:: Record extracts ::

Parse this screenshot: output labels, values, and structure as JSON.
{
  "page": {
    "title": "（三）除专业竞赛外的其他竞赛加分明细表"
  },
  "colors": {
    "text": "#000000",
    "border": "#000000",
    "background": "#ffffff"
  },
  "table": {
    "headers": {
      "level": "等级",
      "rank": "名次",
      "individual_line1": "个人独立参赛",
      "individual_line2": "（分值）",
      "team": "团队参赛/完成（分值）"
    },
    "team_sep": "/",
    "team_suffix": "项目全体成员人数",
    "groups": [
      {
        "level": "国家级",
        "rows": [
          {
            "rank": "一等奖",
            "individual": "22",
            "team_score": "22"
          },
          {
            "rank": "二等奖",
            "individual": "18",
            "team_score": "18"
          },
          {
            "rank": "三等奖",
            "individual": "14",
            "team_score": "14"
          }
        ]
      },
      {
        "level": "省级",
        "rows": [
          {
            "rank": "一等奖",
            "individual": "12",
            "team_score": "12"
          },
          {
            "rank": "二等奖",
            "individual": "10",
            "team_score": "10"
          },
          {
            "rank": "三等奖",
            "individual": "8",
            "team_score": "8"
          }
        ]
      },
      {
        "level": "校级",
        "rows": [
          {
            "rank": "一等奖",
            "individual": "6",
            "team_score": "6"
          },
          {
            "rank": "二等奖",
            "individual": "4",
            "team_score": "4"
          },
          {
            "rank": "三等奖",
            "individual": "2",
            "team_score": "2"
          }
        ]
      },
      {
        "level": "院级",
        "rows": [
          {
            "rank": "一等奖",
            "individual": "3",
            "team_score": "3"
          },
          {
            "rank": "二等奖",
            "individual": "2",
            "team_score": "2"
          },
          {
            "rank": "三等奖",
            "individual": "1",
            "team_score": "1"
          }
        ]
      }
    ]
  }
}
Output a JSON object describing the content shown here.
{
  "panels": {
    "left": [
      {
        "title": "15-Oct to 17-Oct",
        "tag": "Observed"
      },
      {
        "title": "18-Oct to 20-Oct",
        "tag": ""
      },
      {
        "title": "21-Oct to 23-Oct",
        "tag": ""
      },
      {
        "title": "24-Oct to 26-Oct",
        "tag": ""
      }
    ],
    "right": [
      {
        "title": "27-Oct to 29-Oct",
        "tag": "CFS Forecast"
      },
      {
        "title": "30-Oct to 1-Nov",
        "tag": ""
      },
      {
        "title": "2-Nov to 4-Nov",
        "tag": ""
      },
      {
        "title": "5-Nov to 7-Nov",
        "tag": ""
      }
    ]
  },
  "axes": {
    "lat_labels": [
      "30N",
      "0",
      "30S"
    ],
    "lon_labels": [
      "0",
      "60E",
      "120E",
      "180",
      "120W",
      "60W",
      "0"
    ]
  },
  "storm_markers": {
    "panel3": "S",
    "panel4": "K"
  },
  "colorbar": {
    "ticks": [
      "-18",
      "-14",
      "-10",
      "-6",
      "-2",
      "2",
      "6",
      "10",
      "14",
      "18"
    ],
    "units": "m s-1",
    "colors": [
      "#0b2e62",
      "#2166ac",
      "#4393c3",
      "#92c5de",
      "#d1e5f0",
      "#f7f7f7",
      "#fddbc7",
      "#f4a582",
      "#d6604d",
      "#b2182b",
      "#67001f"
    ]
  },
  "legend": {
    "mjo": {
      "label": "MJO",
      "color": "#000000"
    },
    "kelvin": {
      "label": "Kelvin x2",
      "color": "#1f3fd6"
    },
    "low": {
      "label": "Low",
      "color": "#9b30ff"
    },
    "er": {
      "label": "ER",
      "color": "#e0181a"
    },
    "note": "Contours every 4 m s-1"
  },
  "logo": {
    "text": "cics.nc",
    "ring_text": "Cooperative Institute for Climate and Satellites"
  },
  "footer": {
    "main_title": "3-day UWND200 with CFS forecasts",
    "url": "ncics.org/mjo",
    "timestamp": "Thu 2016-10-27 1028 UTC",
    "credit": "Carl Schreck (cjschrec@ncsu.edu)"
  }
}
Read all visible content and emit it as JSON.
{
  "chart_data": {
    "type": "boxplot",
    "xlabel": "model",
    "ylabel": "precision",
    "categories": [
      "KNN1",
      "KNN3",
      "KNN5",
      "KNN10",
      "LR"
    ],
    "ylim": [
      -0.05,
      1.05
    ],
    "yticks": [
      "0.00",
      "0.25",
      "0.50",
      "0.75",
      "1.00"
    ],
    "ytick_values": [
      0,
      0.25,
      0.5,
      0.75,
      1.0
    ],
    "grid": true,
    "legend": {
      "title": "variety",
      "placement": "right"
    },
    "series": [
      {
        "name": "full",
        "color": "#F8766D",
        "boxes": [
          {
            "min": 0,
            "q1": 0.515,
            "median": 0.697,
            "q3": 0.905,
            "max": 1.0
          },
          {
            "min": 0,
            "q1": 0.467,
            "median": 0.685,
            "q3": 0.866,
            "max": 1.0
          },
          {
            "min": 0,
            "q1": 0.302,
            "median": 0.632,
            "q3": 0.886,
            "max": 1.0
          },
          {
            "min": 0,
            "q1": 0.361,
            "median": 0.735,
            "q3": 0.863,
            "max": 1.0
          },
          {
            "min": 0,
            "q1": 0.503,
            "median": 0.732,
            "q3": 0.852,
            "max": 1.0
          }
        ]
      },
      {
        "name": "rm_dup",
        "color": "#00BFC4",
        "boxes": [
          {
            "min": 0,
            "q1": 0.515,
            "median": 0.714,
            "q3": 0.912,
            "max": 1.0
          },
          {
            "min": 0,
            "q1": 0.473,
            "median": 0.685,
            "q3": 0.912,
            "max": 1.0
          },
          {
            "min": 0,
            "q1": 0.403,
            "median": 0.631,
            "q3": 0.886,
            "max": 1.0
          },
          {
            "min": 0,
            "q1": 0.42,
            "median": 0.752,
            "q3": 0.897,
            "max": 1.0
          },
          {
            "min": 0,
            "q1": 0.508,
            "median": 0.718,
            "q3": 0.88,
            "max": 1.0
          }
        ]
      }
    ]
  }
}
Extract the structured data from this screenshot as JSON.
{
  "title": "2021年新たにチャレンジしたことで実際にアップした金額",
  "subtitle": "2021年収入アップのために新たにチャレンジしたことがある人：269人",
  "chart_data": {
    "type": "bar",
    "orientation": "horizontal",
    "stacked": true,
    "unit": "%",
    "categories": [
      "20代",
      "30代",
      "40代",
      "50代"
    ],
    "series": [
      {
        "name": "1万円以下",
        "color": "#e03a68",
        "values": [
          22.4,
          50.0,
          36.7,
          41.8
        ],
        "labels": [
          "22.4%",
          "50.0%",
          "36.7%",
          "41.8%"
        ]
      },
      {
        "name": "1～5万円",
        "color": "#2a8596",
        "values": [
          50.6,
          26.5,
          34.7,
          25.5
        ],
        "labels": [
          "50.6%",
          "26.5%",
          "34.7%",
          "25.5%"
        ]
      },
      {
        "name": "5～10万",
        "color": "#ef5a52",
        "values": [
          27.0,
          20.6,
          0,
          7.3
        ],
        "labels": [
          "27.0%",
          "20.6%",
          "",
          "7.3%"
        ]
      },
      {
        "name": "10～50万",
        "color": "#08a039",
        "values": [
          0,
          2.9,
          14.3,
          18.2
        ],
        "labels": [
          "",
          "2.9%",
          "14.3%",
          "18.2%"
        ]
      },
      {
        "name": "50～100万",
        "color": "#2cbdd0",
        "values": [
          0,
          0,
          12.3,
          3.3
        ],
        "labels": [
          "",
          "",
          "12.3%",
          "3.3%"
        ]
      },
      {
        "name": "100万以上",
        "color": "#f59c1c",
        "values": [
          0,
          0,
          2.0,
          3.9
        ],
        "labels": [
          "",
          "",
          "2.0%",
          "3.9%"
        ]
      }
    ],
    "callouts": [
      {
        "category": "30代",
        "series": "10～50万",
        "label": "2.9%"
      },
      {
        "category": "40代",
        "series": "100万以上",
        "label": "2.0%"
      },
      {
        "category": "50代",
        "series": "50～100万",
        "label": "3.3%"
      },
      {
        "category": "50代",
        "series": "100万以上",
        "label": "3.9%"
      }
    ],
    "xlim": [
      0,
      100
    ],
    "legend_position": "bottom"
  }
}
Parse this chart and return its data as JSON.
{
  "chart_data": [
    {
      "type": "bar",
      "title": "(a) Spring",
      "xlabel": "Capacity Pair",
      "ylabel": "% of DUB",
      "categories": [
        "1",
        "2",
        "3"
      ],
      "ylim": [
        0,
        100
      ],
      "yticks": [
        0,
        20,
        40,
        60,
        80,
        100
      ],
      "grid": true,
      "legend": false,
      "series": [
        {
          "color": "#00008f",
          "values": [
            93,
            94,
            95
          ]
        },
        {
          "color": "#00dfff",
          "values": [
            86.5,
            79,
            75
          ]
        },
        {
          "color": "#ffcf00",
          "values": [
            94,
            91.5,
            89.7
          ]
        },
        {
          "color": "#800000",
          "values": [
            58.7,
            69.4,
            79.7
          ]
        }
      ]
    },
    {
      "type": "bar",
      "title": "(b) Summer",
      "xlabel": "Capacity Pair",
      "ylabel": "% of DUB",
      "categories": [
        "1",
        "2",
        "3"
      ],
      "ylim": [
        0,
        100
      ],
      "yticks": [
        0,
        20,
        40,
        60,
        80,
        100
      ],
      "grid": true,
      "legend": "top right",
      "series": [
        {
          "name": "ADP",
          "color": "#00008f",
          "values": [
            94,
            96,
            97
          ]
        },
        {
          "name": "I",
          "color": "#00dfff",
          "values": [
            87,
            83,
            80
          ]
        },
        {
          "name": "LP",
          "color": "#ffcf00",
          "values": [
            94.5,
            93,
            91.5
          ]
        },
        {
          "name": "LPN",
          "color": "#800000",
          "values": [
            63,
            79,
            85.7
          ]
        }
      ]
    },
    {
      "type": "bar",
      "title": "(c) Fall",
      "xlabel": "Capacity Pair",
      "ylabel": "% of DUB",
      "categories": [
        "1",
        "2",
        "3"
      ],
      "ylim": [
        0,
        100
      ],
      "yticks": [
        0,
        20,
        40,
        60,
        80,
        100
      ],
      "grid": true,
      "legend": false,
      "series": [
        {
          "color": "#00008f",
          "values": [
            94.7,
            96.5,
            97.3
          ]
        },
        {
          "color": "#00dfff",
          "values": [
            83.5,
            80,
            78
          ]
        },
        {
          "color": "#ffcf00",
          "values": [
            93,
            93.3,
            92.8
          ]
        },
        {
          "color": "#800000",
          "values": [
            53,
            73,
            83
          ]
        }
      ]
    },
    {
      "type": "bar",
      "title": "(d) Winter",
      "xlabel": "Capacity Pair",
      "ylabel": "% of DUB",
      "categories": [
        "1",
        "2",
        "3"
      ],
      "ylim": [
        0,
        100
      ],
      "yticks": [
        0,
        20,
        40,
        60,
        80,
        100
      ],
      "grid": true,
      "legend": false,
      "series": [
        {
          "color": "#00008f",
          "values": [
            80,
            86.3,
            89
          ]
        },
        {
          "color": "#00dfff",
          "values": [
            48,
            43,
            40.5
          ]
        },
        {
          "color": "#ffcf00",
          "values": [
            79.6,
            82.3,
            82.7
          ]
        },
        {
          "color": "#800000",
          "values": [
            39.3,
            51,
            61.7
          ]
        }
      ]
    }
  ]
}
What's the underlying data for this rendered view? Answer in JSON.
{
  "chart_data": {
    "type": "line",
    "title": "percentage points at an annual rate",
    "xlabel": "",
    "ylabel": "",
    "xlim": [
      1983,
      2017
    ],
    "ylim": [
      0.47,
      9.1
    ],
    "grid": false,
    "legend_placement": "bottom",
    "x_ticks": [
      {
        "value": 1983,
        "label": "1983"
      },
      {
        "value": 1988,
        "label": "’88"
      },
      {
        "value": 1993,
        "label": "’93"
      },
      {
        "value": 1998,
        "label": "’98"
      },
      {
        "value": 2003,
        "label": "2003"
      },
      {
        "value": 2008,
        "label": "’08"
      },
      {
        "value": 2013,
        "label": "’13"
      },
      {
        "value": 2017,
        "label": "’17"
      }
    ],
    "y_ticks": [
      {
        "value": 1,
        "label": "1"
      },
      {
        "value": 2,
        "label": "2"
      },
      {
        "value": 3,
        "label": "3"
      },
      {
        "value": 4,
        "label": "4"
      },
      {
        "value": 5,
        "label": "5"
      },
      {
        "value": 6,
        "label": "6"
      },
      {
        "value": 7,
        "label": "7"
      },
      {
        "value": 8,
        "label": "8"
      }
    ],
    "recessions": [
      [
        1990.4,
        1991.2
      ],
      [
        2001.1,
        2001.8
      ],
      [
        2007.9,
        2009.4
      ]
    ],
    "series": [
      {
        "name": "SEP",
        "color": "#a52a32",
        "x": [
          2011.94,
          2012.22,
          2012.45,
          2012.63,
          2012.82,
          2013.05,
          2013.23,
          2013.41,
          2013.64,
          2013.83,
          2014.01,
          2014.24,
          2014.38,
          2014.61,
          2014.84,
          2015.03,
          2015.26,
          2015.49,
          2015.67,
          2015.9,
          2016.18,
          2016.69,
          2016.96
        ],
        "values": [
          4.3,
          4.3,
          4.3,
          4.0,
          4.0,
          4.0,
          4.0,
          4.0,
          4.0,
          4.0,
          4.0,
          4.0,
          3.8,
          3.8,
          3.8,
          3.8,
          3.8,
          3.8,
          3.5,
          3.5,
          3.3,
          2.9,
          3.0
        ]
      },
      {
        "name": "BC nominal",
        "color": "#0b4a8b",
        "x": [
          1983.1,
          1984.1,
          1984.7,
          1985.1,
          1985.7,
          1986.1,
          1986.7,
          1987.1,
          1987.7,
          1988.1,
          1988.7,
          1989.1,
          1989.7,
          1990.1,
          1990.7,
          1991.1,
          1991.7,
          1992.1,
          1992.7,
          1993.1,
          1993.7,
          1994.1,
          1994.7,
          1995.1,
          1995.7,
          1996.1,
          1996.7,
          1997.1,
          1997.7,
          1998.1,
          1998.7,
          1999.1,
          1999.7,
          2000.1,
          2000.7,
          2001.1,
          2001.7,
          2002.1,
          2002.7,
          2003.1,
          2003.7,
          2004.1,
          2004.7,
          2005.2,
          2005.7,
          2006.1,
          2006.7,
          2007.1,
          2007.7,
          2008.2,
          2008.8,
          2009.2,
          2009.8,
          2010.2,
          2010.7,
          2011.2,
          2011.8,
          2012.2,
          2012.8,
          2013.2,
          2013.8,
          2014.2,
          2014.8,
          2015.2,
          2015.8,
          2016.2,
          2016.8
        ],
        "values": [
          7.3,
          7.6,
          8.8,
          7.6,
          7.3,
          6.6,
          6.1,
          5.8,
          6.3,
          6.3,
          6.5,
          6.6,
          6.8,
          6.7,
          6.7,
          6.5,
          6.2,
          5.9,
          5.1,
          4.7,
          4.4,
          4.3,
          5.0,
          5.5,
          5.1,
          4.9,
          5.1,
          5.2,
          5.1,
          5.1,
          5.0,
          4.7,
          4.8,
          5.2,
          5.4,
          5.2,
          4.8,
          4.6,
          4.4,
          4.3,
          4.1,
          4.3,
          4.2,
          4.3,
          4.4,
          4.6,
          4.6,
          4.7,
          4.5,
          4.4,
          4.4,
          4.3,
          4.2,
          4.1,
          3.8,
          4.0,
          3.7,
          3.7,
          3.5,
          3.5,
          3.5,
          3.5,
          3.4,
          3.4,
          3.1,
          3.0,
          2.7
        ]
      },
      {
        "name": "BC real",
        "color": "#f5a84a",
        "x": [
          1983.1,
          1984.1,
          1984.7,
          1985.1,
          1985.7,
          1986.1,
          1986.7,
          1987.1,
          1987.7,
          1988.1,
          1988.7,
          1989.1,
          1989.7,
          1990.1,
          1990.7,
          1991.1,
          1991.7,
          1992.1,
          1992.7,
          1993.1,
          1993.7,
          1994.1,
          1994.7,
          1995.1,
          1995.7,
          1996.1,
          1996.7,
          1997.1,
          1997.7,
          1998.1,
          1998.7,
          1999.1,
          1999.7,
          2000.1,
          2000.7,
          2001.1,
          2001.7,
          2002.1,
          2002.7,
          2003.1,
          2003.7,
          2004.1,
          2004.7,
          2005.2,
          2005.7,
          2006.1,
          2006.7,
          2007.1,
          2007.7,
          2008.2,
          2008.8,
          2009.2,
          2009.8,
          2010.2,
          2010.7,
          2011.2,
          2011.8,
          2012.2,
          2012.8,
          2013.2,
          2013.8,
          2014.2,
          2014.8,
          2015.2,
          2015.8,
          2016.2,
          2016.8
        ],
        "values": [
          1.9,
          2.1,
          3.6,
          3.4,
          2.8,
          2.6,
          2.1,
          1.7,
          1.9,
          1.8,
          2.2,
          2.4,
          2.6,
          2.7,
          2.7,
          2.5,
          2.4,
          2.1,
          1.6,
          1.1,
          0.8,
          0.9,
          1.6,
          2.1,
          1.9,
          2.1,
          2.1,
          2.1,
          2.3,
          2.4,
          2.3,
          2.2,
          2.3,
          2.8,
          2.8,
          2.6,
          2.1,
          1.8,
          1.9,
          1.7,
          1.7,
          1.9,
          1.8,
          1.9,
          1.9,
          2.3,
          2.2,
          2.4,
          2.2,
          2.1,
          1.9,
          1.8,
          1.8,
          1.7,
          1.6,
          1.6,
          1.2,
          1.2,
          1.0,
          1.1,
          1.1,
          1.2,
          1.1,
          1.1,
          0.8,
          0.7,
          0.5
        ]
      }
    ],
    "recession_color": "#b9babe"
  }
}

:::

> _Task brief_:
Search the listing above for the string "bottom". Copy every line that contains it.

> _Task solution_:
    "legend_position": "bottom"
    "legend_placement": "bottom",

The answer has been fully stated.